Study text Start Marker

General

Activists Anne Weills, Mollie Costello, Alyssa Eisenberg and Tova Fry

August 6, 2016

The struggle for dignity and respect is alive in women’s prisons.

On Monday, Anne Weills, Mollie Costello, Alyssa Eisenberg and Tova Fry won a $130,000 settlement from California’s Alameda County and the adoption of new, human rights-centered policies at the jail where they were held.

The four were arrested in 2014 during a protest in Oakland, Calif., in which demonstrators demanded that state Attorney General Kamala Harris prosecute police officers who kill civilians. They were charged with misdemeanor trespassing.

An article in the East Bay Times detailed what happened once they were jailed:

After their arrests, the women were taken into a hallway in Santa Rita Jail in Dublin and told to strip down to their bras, [their attorney Yolanda Huang] said.

Fry told Telesur that when the women refused to strip down, prison staff said, “You have no rights. You’re in jail.”

Weills, who is in her early 70s, refused to undress in front of the men and was taken into an isolation cell, Huang said. Weills’ husband, Dan Siegel, was running for Oakland mayor at the time the claim was filed in October 2014.

The women also were held in an overcrowded cell with other women where toilets were overflowing, and women were bleeding on themselves because there were no menstrual pads available, Huang said. Those that did have pads were leaving used ones on top of leftover food because there were no garbage cans inside the cells, she said.

Study text End Marker
Dataset records Start Marker

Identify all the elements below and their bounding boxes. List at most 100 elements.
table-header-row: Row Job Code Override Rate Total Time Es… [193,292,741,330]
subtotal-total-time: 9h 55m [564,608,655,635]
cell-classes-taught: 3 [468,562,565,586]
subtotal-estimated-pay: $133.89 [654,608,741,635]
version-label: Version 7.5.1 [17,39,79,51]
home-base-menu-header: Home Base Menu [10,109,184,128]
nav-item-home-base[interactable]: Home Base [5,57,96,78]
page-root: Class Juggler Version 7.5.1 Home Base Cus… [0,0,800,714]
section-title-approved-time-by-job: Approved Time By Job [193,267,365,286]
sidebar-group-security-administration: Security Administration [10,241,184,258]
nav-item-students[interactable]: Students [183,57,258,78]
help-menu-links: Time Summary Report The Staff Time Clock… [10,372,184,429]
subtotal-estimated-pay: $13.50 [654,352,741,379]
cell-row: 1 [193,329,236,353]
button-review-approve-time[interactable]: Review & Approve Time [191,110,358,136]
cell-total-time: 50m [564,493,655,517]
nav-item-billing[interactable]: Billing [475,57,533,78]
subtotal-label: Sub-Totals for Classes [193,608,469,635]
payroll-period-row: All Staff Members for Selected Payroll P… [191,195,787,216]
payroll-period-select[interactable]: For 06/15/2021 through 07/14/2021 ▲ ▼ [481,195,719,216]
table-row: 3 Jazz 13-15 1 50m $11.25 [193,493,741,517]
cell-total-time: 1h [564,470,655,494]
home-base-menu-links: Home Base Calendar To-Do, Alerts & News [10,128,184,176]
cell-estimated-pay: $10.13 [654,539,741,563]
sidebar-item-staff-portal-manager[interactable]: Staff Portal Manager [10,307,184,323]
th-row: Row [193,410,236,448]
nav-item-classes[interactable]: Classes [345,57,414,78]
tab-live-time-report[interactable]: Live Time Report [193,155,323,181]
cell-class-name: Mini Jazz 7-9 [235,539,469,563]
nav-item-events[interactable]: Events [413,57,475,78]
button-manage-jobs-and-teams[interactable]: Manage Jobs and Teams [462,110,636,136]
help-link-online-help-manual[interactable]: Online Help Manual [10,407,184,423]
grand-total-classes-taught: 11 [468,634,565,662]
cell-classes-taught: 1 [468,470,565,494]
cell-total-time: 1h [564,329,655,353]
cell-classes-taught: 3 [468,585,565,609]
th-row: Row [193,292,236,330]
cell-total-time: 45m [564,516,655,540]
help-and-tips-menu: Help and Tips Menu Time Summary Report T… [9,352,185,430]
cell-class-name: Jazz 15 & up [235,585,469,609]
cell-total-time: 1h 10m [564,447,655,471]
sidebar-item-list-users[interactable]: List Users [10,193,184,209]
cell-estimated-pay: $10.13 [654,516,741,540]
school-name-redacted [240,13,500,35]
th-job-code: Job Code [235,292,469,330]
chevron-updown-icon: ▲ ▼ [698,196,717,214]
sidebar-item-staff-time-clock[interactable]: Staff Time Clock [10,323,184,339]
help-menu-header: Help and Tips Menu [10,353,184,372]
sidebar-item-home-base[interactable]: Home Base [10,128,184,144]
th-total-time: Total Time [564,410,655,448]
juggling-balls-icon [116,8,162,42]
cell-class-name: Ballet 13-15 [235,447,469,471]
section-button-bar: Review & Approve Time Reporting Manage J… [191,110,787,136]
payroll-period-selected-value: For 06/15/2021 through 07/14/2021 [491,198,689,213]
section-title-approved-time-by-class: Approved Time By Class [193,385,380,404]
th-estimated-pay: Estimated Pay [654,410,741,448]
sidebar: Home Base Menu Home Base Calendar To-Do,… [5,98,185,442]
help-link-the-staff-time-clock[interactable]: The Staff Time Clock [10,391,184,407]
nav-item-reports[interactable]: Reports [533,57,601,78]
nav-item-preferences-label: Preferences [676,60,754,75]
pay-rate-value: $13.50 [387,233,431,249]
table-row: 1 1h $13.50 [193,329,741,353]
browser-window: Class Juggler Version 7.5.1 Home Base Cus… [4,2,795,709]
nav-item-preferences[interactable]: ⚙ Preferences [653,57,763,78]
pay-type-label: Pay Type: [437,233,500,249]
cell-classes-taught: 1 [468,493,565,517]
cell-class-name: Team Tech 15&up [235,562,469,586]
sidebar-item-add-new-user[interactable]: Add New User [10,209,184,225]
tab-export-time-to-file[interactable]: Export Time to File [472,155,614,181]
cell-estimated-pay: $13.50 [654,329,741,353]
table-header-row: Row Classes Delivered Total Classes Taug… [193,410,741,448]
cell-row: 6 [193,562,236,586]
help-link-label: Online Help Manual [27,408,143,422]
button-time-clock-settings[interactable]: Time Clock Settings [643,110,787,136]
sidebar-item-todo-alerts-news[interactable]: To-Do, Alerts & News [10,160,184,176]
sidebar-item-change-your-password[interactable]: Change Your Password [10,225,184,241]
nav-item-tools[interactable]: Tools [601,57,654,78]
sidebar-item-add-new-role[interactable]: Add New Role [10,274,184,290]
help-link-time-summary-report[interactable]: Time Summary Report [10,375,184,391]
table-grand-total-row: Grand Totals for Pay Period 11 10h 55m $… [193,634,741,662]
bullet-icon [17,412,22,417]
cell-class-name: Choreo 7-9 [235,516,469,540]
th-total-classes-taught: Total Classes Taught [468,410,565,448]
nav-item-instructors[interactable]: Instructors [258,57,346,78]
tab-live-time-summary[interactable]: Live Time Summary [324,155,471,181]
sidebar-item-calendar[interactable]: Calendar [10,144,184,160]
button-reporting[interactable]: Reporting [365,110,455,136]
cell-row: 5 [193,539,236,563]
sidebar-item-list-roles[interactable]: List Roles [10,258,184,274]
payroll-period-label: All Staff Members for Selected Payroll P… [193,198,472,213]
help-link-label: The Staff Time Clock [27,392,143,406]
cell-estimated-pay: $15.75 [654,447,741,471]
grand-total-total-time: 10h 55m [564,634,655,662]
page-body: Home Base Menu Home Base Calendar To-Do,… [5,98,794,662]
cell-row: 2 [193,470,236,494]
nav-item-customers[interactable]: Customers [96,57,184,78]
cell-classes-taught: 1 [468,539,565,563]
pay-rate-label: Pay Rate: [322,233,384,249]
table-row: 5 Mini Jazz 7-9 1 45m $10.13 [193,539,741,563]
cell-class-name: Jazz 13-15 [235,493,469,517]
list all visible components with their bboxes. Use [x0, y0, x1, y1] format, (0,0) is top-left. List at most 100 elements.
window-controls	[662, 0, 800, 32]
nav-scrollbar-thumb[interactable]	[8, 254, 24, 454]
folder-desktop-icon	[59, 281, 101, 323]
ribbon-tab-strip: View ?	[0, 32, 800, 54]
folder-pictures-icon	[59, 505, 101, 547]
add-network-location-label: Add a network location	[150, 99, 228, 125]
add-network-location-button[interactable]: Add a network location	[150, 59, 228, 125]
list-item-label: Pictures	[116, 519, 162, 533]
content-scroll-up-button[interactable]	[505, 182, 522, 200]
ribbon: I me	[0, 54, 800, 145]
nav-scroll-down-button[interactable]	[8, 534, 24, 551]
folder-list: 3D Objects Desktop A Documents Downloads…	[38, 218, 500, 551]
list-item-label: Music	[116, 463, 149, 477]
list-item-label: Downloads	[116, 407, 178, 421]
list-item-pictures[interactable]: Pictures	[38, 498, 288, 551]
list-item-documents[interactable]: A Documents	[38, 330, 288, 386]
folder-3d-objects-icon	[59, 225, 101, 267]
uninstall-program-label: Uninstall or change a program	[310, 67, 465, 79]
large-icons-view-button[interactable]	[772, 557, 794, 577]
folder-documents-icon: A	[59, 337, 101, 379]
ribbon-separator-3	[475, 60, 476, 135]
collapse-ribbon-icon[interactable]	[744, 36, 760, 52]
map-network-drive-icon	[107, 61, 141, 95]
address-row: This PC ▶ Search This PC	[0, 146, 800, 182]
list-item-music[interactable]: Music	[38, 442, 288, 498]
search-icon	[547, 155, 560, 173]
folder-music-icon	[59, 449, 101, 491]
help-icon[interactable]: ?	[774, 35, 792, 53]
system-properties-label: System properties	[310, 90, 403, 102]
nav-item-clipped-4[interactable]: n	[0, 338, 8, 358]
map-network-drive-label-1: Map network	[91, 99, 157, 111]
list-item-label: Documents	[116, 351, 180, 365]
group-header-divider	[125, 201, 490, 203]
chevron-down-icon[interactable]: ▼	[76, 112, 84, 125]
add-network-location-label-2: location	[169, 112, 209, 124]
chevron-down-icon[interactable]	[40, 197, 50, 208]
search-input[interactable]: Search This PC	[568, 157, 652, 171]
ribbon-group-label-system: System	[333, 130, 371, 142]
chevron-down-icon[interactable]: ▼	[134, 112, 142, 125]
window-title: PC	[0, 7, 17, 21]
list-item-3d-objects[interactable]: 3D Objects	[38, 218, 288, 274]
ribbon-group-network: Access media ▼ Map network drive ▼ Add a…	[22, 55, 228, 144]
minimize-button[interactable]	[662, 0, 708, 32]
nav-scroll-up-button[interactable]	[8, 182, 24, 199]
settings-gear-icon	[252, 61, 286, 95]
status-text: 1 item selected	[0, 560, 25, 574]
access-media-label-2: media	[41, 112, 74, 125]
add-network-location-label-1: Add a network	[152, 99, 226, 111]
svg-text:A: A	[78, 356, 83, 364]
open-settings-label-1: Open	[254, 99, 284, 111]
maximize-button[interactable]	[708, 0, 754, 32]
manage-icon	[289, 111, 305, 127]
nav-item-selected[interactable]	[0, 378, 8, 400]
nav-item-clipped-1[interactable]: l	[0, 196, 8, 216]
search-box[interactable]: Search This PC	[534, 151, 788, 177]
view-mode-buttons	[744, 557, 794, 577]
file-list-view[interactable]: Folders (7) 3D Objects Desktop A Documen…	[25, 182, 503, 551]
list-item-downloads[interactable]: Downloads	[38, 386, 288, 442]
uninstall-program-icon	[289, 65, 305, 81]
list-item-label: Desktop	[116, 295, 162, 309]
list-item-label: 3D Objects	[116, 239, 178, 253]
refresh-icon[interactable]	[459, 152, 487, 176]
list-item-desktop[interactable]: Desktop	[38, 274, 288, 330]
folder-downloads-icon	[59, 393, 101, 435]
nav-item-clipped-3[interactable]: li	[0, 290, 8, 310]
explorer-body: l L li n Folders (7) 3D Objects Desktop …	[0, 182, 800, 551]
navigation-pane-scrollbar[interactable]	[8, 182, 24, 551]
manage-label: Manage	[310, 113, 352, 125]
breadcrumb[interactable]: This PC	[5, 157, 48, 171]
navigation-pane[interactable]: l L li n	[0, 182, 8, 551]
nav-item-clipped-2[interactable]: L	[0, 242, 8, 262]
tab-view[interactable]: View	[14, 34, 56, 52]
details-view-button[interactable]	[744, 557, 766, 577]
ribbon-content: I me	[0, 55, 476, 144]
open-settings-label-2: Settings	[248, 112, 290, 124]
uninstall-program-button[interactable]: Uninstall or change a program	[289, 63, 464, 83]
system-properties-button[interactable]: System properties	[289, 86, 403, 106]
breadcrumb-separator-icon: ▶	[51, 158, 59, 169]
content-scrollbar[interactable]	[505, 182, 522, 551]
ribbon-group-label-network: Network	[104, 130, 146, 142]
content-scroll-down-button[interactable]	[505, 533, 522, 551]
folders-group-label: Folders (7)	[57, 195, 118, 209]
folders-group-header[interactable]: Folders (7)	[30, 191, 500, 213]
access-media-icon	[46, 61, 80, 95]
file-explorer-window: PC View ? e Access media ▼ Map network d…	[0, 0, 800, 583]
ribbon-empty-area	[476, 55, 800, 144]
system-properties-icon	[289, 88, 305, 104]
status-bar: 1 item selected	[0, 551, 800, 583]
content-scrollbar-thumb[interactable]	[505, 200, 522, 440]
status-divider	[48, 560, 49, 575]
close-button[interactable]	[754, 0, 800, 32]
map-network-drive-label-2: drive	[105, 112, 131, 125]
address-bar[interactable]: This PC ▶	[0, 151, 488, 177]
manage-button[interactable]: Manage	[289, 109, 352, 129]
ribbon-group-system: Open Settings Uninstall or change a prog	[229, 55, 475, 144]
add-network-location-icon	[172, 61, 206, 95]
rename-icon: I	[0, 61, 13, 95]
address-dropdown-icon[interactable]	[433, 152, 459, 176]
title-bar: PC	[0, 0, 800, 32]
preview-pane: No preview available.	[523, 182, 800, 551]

Dataset records End Marker

To do ->
[1] In the article about the Santa Rita Jail settlement, what were the four women charged with after their 2014 arrest?
[2] Carry on with the article about the Santa Rita Jail settlement from the point where it stops.
The items can be set aside, since none of them is needed here.

Answers to the exercises ->
[1] They were charged with misdemeanor trespassing.

[2]
“What’s done in there is subhuman, it’s filthy, full of sexual harassment and intimidation,” Costello said in 2014.

Sixteen or 17 other prisoners were in the cell where the four women were held, according to a statement the four made.

The changes won in the settlement include: installation of privacy curtains where female arrestees can be searched, provision of garbage bags in holding cells and menstrual pads to arrested women needing them, daily cleaning of the cells, and a 16-hour training program for jail deputies. Also, those conducting searches “cannot grasp or knead the arrestee’s body.” The changes are expected to be fully instituted within two months.

Fox-2 News reported that a portion of the settlement sum will be used to continue improving conditions at Santa Rita Jail, including making the policy changes known to those under hold there.

In their statement, the women said they “filed this civil rights complaint in order to be a voice for other women and demand they be treated with respect and human dignity.”

In the shadow of the sexual exploitation scandal which has rocked the Oakland Police Department and neighboring departments, including the Alameda County Sheriff’s Office, it is fitting that we are able to announce a small victory in achieving policy changes at Santa Rita Jail … reducing the sexual harassment of women arrestees and improving the conditions under which they are held.

The sex scandal the women mention, which came to light at the beginning of the summer, involved more than 20 officers from departments in Oakland, Richmond and Alameda County and one federal officer who had sex with an underage prostitute. The prostitute said she sometimes had sex with the officers as a form of protection from arrest or prosecution. According to the East Bay Express, she said that “every law-enforcement agent who had sex with her knew she was a sex worker.”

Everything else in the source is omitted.